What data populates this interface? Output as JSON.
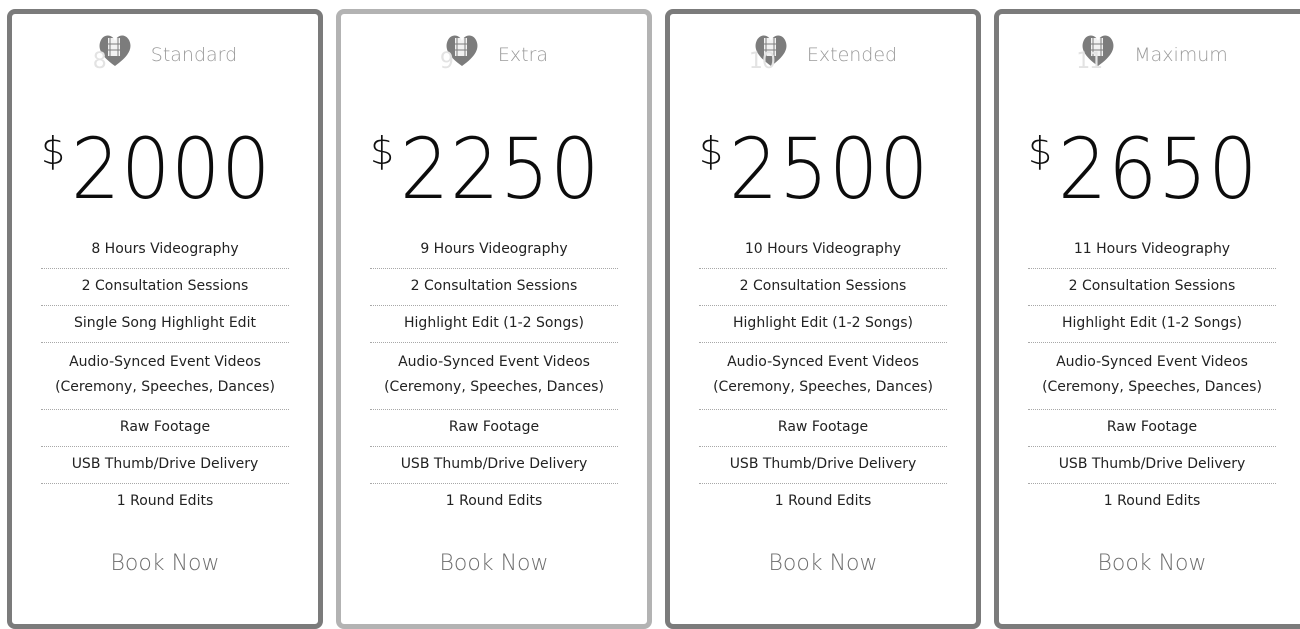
{
  "plans": [
    {
      "name": "Standard",
      "badge_number": "8",
      "icon": "heart-filmstrip-icon",
      "currency": "$",
      "amount": "2000",
      "features": [
        "8 Hours Videography",
        "2 Consultation Sessions",
        "Single Song Highlight Edit",
        "Audio-Synced Event Videos (Ceremony, Speeches, Dances)",
        "Raw Footage",
        "USB Thumb/Drive Delivery",
        "1 Round Edits"
      ],
      "cta": "Book Now"
    },
    {
      "name": "Extra",
      "badge_number": "9",
      "icon": "heart-filmstrip-icon",
      "currency": "$",
      "amount": "2250",
      "features": [
        "9 Hours Videography",
        "2 Consultation Sessions",
        "Highlight Edit (1-2 Songs)",
        "Audio-Synced Event Videos (Ceremony, Speeches, Dances)",
        "Raw Footage",
        "USB Thumb/Drive Delivery",
        "1 Round Edits"
      ],
      "cta": "Book Now"
    },
    {
      "name": "Extended",
      "badge_number": "10",
      "icon": "heart-filmstrip-icon",
      "currency": "$",
      "amount": "2500",
      "features": [
        "10 Hours Videography",
        "2 Consultation Sessions",
        "Highlight Edit (1-2 Songs)",
        "Audio-Synced Event Videos (Ceremony, Speeches, Dances)",
        "Raw Footage",
        "USB Thumb/Drive Delivery",
        "1 Round Edits"
      ],
      "cta": "Book Now"
    },
    {
      "name": "Maximum",
      "badge_number": "11",
      "icon": "heart-filmstrip-icon",
      "currency": "$",
      "amount": "2650",
      "features": [
        "11 Hours Videography",
        "2 Consultation Sessions",
        "Highlight Edit (1-2 Songs)",
        "Audio-Synced Event Videos (Ceremony, Speeches, Dances)",
        "Raw Footage",
        "USB Thumb/Drive Delivery",
        "1 Round Edits"
      ],
      "cta": "Book Now"
    }
  ],
  "colors": {
    "border_dark": "#7b7b7b",
    "border_light": "#b3b3b3",
    "plan_name": "#9a9a9a",
    "cta": "#6e6e6e",
    "text": "#222222"
  }
}
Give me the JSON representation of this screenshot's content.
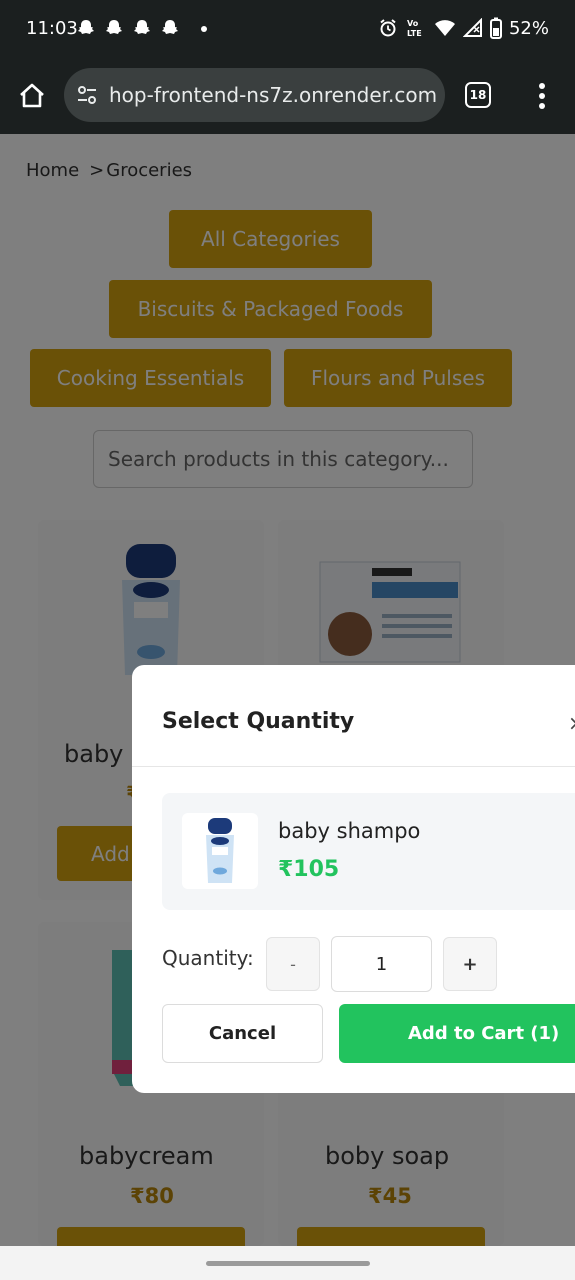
{
  "status_bar": {
    "time": "11:03",
    "notification_icons": [
      "snapchat-icon",
      "snapchat-icon",
      "snapchat-icon",
      "snapchat-icon"
    ],
    "network_label": "VoLTE",
    "battery": "52%"
  },
  "browser": {
    "url": "hop-frontend-ns7z.onrender.com",
    "tab_count": "18"
  },
  "breadcrumb": {
    "home": "Home",
    "separator": ">",
    "current": "Groceries"
  },
  "categories": [
    "All Categories",
    "Biscuits & Packaged Foods",
    "Cooking Essentials",
    "Flours and Pulses"
  ],
  "search": {
    "placeholder": "Search products in this category..."
  },
  "products": [
    {
      "name": "baby",
      "price": "₹",
      "button": "Add"
    },
    {
      "name": "",
      "price": "",
      "button": ""
    },
    {
      "name": "babycream",
      "price": "₹80",
      "button": ""
    },
    {
      "name": "boby soap",
      "price": "₹45",
      "button": ""
    }
  ],
  "modal": {
    "title": "Select Quantity",
    "close": "×",
    "product_name": "baby shampo",
    "product_price": "₹105",
    "quantity_label": "Quantity:",
    "minus": "-",
    "quantity": "1",
    "plus": "+",
    "cancel": "Cancel",
    "add_to_cart": "Add to Cart (1)"
  },
  "colors": {
    "accent": "#d4a20f",
    "success": "#22c35e",
    "price": "#b8860b"
  }
}
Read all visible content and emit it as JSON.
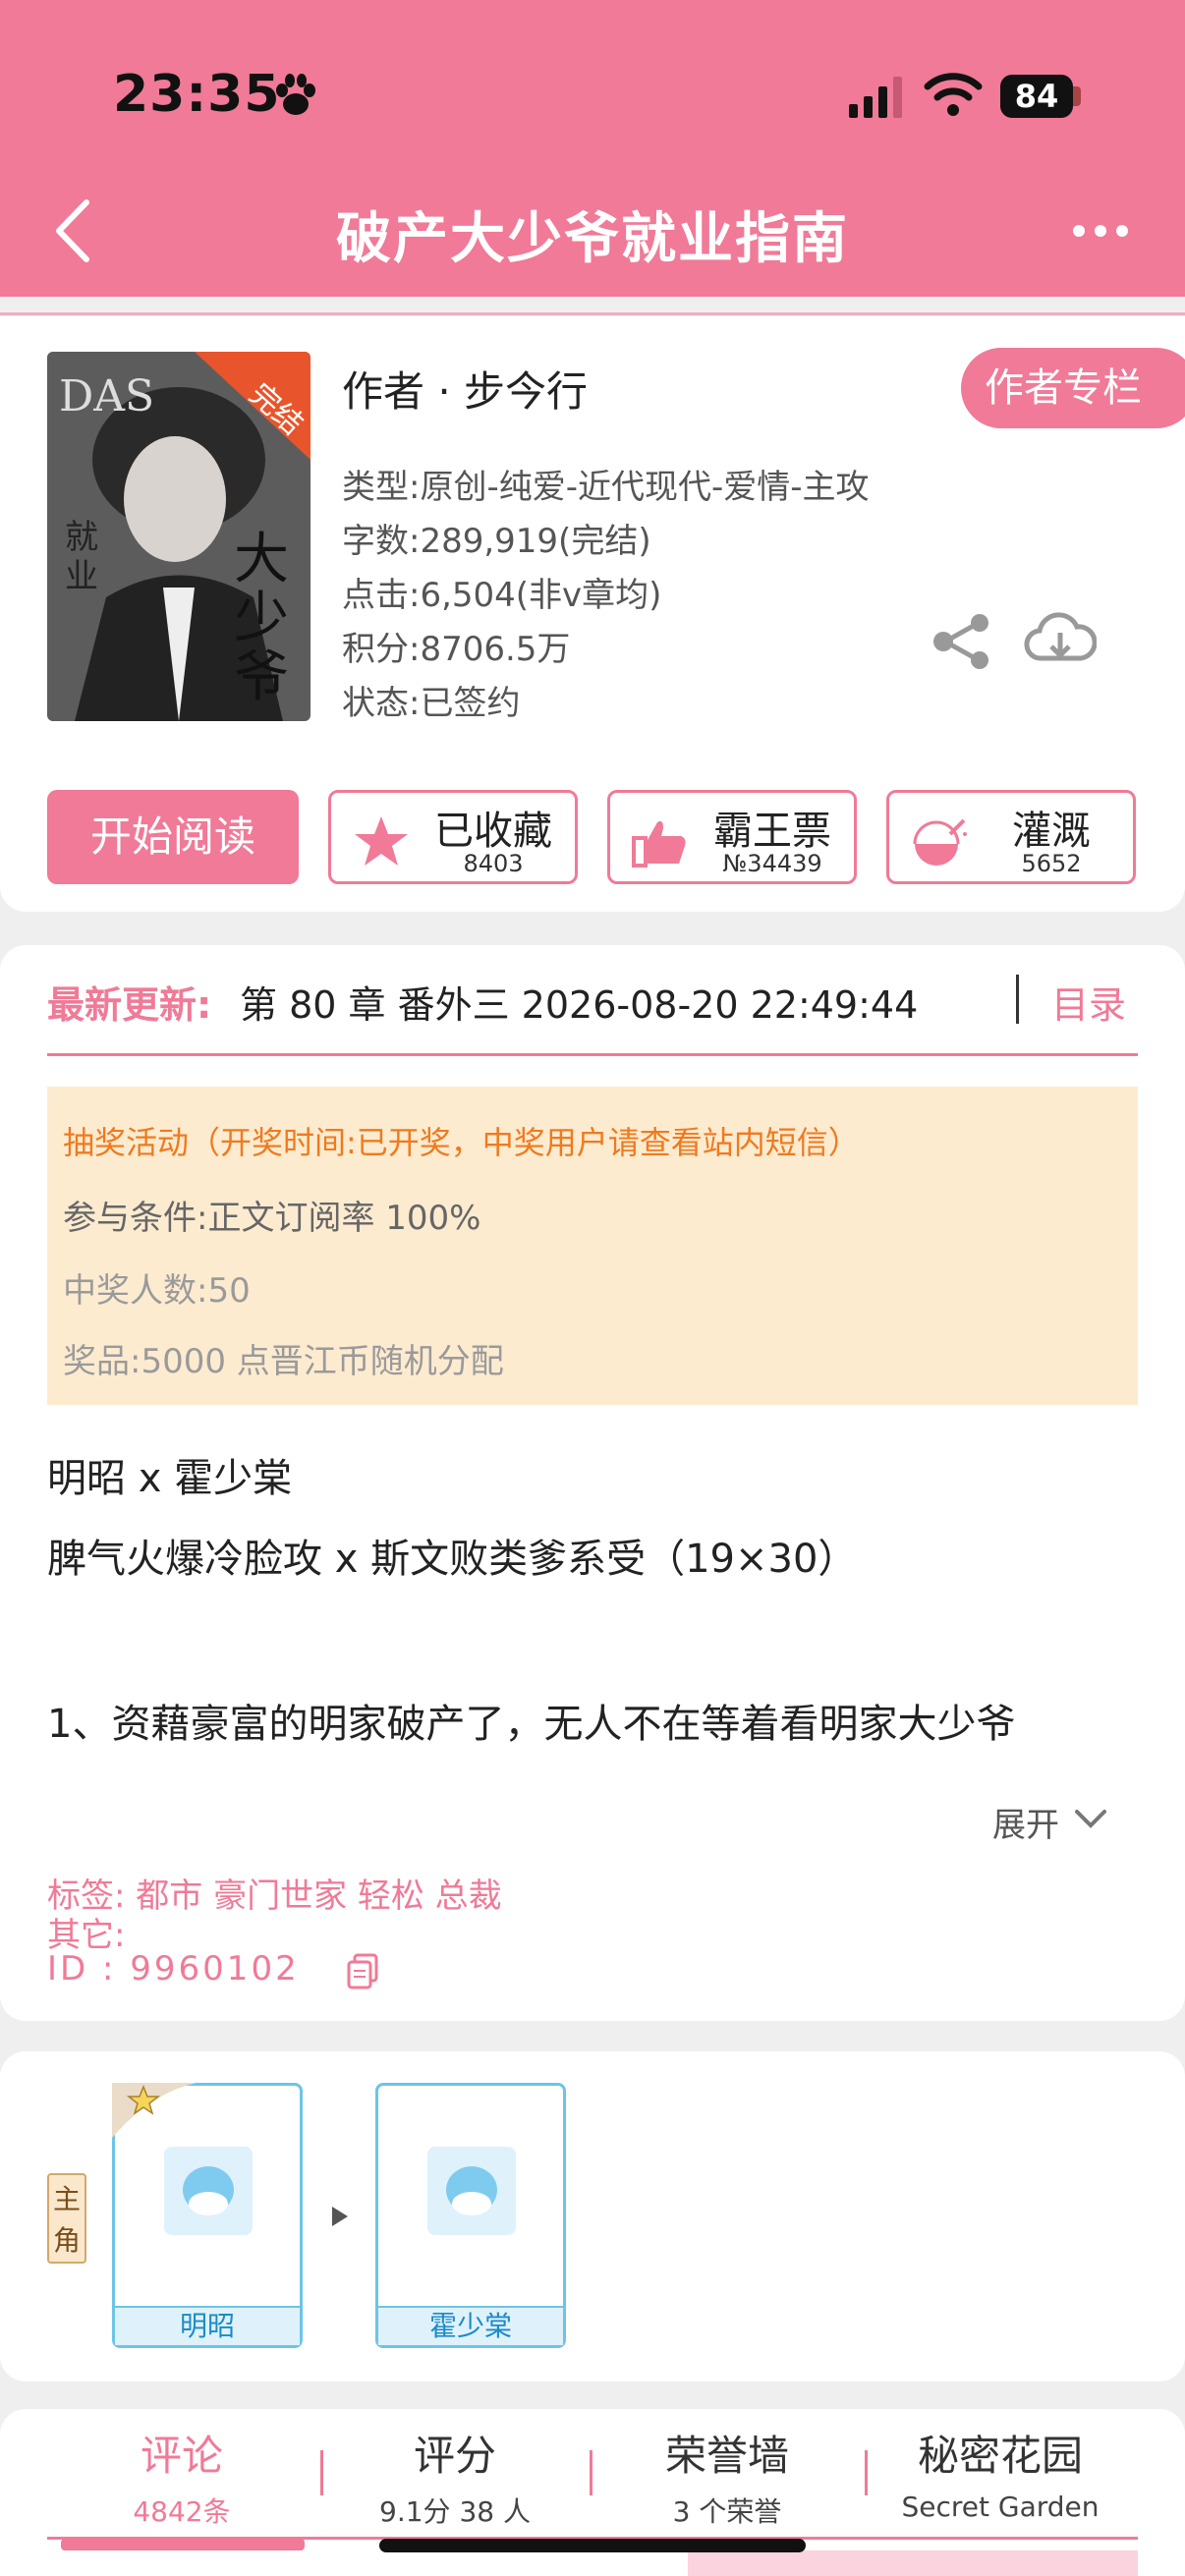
{
  "status_bar": {
    "time": "23:35",
    "battery": "84"
  },
  "header": {
    "title": "破产大少爷就业指南"
  },
  "book": {
    "cover_badge": "完结",
    "author": "作者 · 步今行",
    "author_column": "作者专栏",
    "genre": "类型:原创-纯爱-近代现代-爱情-主攻",
    "words": "字数:289,919(完结)",
    "clicks": "点击:6,504(非v章均)",
    "points": "积分:8706.5万",
    "status": "状态:已签约"
  },
  "actions": {
    "read": "开始阅读",
    "favorite": {
      "label": "已收藏",
      "count": "8403"
    },
    "vote": {
      "label": "霸王票",
      "count": "№34439"
    },
    "water": {
      "label": "灌溉",
      "count": "5652"
    }
  },
  "latest": {
    "label": "最新更新:",
    "text": "第 80 章 番外三 2026-08-20 22:49:44",
    "toc": "目录"
  },
  "lottery": {
    "title": "抽奖活动（开奖时间:已开奖，中奖用户请查看站内短信）",
    "condition": "参与条件:正文订阅率 100%",
    "winners": "中奖人数:50",
    "prize": "奖品:5000 点晋江币随机分配"
  },
  "intro": {
    "line1": "明昭 x 霍少棠",
    "line2": "脾气火爆冷脸攻 x 斯文败类爹系受（19×30）",
    "line3": "1、资藉豪富的明家破产了，无人不在等着看明家大少爷",
    "expand": "展开"
  },
  "tags": {
    "tags_line": "标签: 都市  豪门世家  轻松  总裁",
    "other_line": "其它:",
    "id_line": "ID  :  9960102"
  },
  "characters": {
    "role": "主角",
    "list": [
      {
        "name": "明昭"
      },
      {
        "name": "霍少棠"
      }
    ]
  },
  "tabs": [
    {
      "title": "评论",
      "sub": "4842条"
    },
    {
      "title": "评分",
      "sub": "9.1分 38 人"
    },
    {
      "title": "荣誉墙",
      "sub": "3 个荣誉"
    },
    {
      "title": "秘密花园",
      "sub": "Secret Garden"
    }
  ],
  "colors": {
    "accent": "#f07a97",
    "lottery_bg": "#fdebd0",
    "lottery_title": "#f07a1e",
    "character_border": "#6cc4e8"
  }
}
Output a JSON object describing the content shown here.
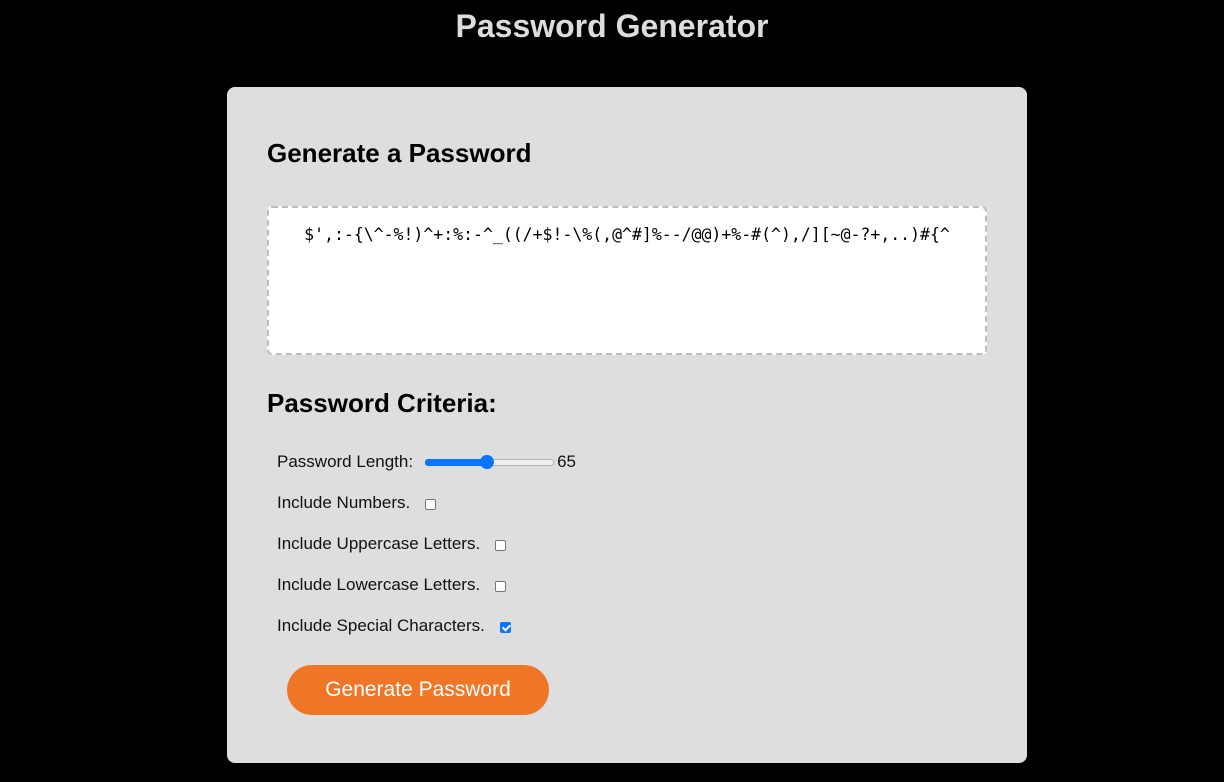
{
  "page": {
    "title": "Password Generator"
  },
  "card": {
    "title": "Generate a Password",
    "password_output": "$',:-{\\^-%!)^+:%:-^_((/+$!-\\%(,@^#]%--/@@)+%-#(^),/][~@-?+,..)#{^"
  },
  "criteria": {
    "title": "Password Criteria:",
    "length_label": "Password Length:",
    "length_value": "65",
    "length_fraction": 0.48,
    "options": [
      {
        "label": "Include Numbers.",
        "checked": false
      },
      {
        "label": "Include Uppercase Letters.",
        "checked": false
      },
      {
        "label": "Include Lowercase Letters.",
        "checked": false
      },
      {
        "label": "Include Special Characters.",
        "checked": true
      }
    ]
  },
  "button": {
    "label": "Generate Password"
  },
  "colors": {
    "background": "#000000",
    "card": "#dedede",
    "accent": "#ef7627",
    "slider": "#0a75ff"
  }
}
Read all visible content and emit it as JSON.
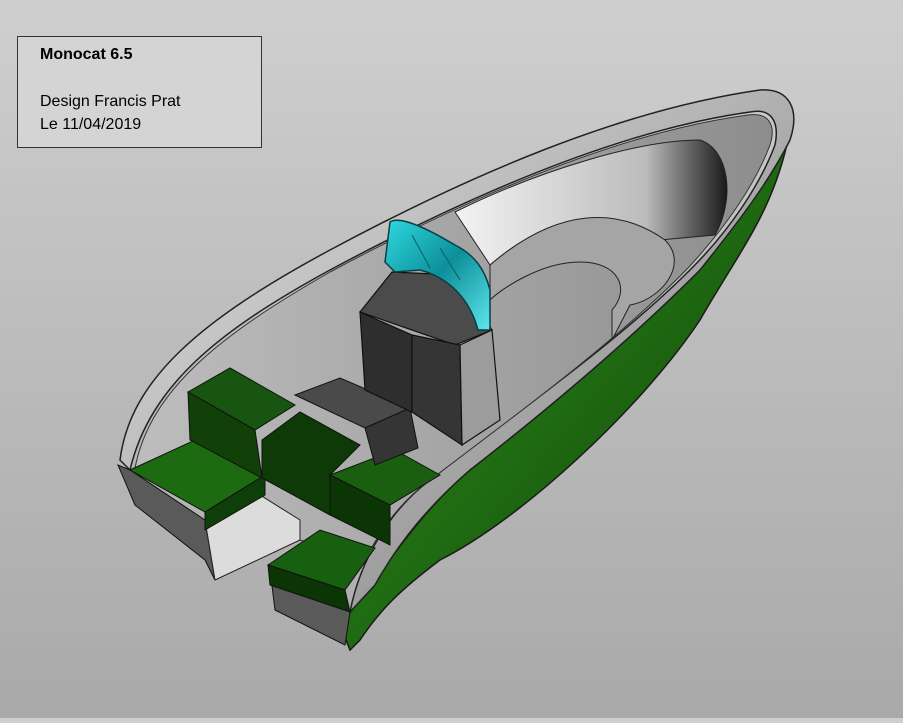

■ ■ ■ ■

[GOAL OF THE EXERCISE] Of the lines in the entries above, how many include "JSON"? Only the number should be given.

[FINISHED TASK] 5